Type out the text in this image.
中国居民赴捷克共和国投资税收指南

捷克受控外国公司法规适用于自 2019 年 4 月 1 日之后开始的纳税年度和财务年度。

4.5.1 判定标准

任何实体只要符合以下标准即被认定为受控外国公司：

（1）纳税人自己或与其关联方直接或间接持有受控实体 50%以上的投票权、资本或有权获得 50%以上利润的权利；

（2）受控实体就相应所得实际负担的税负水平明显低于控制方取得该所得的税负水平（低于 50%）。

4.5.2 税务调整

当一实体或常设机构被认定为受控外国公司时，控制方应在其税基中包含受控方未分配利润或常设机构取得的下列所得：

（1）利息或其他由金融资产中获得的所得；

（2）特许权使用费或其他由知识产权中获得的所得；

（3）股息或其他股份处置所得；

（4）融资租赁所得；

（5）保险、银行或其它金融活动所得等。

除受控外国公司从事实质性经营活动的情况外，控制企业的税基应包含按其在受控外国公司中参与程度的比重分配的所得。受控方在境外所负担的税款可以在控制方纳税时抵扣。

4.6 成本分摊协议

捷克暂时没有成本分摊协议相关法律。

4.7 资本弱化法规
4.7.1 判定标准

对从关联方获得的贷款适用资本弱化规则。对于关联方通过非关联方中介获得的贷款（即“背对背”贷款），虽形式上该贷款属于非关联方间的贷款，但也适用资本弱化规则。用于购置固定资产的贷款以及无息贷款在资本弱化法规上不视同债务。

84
- - - - -
▸ **What is being asked**: Your task is to repeat each line of the material exactly.

▸ **The output**:
Type out the text in this image.
中国居民赴捷克共和国投资税收指南

捷克受控外国公司法规适用于自 2019 年 4 月 1 日之后开始的纳税年度和财务年度。

4.5.1 判定标准

任何实体只要符合以下标准即被认定为受控外国公司：

（1）纳税人自己或与其关联方直接或间接持有受控实体 50%以上的投票权、资本或有权获得 50%以上利润的权利；

（2）受控实体就相应所得实际负担的税负水平明显低于控制方取得该所得的税负水平（低于 50%）。

4.5.2 税务调整

当一实体或常设机构被认定为受控外国公司时，控制方应在其税基中包含受控方未分配利润或常设机构取得的下列所得：

（1）利息或其他由金融资产中获得的所得；

（2）特许权使用费或其他由知识产权中获得的所得；

（3）股息或其他股份处置所得；

（4）融资租赁所得；

（5）保险、银行或其它金融活动所得等。

除受控外国公司从事实质性经营活动的情况外，控制企业的税基应包含按其在受控外国公司中参与程度的比重分配的所得。受控方在境外所负担的税款可以在控制方纳税时抵扣。

4.6 成本分摊协议

捷克暂时没有成本分摊协议相关法律。

4.7 资本弱化法规
4.7.1 判定标准

对从关联方获得的贷款适用资本弱化规则。对于关联方通过非关联方中介获得的贷款（即“背对背”贷款），虽形式上该贷款属于非关联方间的贷款，但也适用资本弱化规则。用于购置固定资产的贷款以及无息贷款在资本弱化法规上不视同债务。

84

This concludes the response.